→ EXERCISE AIM
Will you print the material below without altering a single character?

[Recorded data]
▬▬▬
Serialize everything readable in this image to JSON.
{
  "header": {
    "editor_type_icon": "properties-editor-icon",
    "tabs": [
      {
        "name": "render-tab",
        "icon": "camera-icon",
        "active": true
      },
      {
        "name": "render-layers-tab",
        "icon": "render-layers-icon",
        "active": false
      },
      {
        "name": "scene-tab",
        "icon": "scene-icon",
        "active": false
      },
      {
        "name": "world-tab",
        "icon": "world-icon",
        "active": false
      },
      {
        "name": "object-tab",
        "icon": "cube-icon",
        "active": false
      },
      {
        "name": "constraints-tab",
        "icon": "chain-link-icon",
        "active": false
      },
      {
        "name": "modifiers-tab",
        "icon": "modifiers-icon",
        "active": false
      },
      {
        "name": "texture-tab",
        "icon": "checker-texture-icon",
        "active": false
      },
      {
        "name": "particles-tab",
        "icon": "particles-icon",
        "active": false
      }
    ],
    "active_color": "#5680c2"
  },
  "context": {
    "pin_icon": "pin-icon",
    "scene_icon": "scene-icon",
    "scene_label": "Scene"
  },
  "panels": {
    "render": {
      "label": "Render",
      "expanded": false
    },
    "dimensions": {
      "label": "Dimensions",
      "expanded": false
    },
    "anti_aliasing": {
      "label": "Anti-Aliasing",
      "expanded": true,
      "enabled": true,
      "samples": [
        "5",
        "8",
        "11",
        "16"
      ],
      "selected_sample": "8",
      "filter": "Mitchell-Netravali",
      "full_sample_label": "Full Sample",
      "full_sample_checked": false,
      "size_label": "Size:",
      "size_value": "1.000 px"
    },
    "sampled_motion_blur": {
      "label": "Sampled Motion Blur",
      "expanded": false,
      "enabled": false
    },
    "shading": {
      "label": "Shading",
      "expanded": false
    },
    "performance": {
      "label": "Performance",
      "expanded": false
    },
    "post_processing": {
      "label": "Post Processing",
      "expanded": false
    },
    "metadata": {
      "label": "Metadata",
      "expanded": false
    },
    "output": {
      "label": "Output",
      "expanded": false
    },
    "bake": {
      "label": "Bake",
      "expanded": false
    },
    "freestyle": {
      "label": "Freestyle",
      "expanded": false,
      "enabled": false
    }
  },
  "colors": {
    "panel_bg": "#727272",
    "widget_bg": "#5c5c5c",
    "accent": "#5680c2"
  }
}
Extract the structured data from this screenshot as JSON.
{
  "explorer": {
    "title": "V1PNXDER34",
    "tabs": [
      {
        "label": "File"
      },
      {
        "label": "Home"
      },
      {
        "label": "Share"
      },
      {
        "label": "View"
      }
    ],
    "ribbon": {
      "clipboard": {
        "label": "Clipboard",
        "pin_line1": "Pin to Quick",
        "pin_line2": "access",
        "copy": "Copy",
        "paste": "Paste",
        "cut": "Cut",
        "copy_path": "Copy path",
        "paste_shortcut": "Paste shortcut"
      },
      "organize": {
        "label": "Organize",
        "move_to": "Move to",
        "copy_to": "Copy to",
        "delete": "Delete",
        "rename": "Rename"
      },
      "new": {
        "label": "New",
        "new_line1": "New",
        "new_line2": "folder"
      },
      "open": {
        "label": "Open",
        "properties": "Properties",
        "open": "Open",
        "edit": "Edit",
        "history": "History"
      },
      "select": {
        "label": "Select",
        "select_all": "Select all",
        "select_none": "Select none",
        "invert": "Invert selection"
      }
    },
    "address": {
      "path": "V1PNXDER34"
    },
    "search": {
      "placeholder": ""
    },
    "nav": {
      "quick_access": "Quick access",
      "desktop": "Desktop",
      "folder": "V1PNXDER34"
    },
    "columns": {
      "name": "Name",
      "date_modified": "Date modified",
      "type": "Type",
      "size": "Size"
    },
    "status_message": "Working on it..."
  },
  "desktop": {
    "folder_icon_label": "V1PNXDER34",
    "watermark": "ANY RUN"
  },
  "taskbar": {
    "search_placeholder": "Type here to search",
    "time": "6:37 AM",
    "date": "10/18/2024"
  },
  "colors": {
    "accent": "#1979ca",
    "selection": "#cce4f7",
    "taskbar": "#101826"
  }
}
▬▬▬
→ EXERCISE OUTPUT
Serialize everything readable in this image to JSON.
{
  "header": {
    "editor_type_icon": "properties-editor-icon",
    "tabs": [
      {
        "name": "render-tab",
        "icon": "camera-icon",
        "active": true
      },
      {
        "name": "render-layers-tab",
        "icon": "render-layers-icon",
        "active": false
      },
      {
        "name": "scene-tab",
        "icon": "scene-icon",
        "active": false
      },
      {
        "name": "world-tab",
        "icon": "world-icon",
        "active": false
      },
      {
        "name": "object-tab",
        "icon": "cube-icon",
        "active": false
      },
      {
        "name": "constraints-tab",
        "icon": "chain-link-icon",
        "active": false
      },
      {
        "name": "modifiers-tab",
        "icon": "modifiers-icon",
        "active": false
      },
      {
        "name": "texture-tab",
        "icon": "checker-texture-icon",
        "active": false
      },
      {
        "name": "particles-tab",
        "icon": "particles-icon",
        "active": false
      }
    ],
    "active_color": "#5680c2"
  },
  "context": {
    "pin_icon": "pin-icon",
    "scene_icon": "scene-icon",
    "scene_label": "Scene"
  },
  "panels": {
    "render": {
      "label": "Render",
      "expanded": false
    },
    "dimensions": {
      "label": "Dimensions",
      "expanded": false
    },
    "anti_aliasing": {
      "label": "Anti-Aliasing",
      "expanded": true,
      "enabled": true,
      "samples": [
        "5",
        "8",
        "11",
        "16"
      ],
      "selected_sample": "8",
      "filter": "Mitchell-Netravali",
      "full_sample_label": "Full Sample",
      "full_sample_checked": false,
      "size_label": "Size:",
      "size_value": "1.000 px"
    },
    "sampled_motion_blur": {
      "label": "Sampled Motion Blur",
      "expanded": false,
      "enabled": false
    },
    "shading": {
      "label": "Shading",
      "expanded": false
    },
    "performance": {
      "label": "Performance",
      "expanded": false
    },
    "post_processing": {
      "label": "Post Processing",
      "expanded": false
    },
    "metadata": {
      "label": "Metadata",
      "expanded": false
    },
    "output": {
      "label": "Output",
      "expanded": false
    },
    "bake": {
      "label": "Bake",
      "expanded": false
    },
    "freestyle": {
      "label": "Freestyle",
      "expanded": false,
      "enabled": false
    }
  },
  "colors": {
    "panel_bg": "#727272",
    "widget_bg": "#5c5c5c",
    "accent": "#5680c2"
  }
}
Extract the structured data from this screenshot as JSON.
{
  "explorer": {
    "title": "V1PNXDER34",
    "tabs": [
      {
        "label": "File"
      },
      {
        "label": "Home"
      },
      {
        "label": "Share"
      },
      {
        "label": "View"
      }
    ],
    "ribbon": {
      "clipboard": {
        "label": "Clipboard",
        "pin_line1": "Pin to Quick",
        "pin_line2": "access",
        "copy": "Copy",
        "paste": "Paste",
        "cut": "Cut",
        "copy_path": "Copy path",
        "paste_shortcut": "Paste shortcut"
      },
      "organize": {
        "label": "Organize",
        "move_to": "Move to",
        "copy_to": "Copy to",
        "delete": "Delete",
        "rename": "Rename"
      },
      "new": {
        "label": "New",
        "new_line1": "New",
        "new_line2": "folder"
      },
      "open": {
        "label": "Open",
        "properties": "Properties",
        "open": "Open",
        "edit": "Edit",
        "history": "History"
      },
      "select": {
        "label": "Select",
        "select_all": "Select all",
        "select_none": "Select none",
        "invert": "Invert selection"
      }
    },
    "address": {
      "path": "V1PNXDER34"
    },
    "search": {
      "placeholder": ""
    },
    "nav": {
      "quick_access": "Quick access",
      "desktop": "Desktop",
      "folder": "V1PNXDER34"
    },
    "columns": {
      "name": "Name",
      "date_modified": "Date modified",
      "type": "Type",
      "size": "Size"
    },
    "status_message": "Working on it..."
  },
  "desktop": {
    "folder_icon_label": "V1PNXDER34",
    "watermark": "ANY RUN"
  },
  "taskbar": {
    "search_placeholder": "Type here to search",
    "time": "6:37 AM",
    "date": "10/18/2024"
  },
  "colors": {
    "accent": "#1979ca",
    "selection": "#cce4f7",
    "taskbar": "#101826"
  }
}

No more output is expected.